Exercise instructions - Determine how many lines of the data below contain "ワイヤー径", then give only that number.

Stored records -
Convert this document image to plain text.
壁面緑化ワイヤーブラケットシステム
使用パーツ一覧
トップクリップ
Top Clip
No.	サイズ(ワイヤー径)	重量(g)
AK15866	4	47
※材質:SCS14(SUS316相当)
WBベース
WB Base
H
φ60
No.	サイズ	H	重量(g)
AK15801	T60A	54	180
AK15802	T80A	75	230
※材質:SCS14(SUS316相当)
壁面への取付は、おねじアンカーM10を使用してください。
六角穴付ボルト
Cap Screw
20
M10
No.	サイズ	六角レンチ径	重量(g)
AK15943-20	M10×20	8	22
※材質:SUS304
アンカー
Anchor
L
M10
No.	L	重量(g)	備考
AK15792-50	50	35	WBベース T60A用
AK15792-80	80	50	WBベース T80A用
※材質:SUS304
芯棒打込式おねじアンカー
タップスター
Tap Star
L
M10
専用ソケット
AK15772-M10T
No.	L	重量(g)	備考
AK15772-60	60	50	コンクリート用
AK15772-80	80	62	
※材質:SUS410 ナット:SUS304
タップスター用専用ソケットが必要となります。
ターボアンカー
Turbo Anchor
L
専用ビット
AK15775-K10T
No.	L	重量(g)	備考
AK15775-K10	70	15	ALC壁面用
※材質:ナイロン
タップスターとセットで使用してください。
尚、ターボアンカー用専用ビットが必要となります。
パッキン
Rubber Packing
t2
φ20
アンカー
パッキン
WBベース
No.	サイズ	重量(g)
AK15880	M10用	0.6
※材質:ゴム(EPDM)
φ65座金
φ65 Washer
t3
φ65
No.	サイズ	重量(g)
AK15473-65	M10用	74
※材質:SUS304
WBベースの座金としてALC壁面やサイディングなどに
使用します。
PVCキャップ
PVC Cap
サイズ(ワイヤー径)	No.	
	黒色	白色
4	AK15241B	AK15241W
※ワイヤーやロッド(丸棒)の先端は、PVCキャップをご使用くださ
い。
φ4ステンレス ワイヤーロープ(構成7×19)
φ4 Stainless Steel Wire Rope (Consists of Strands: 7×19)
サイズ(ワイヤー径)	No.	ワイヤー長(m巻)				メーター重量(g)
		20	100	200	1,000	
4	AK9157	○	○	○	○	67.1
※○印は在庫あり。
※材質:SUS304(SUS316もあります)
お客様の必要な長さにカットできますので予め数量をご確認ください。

Response to the task - 3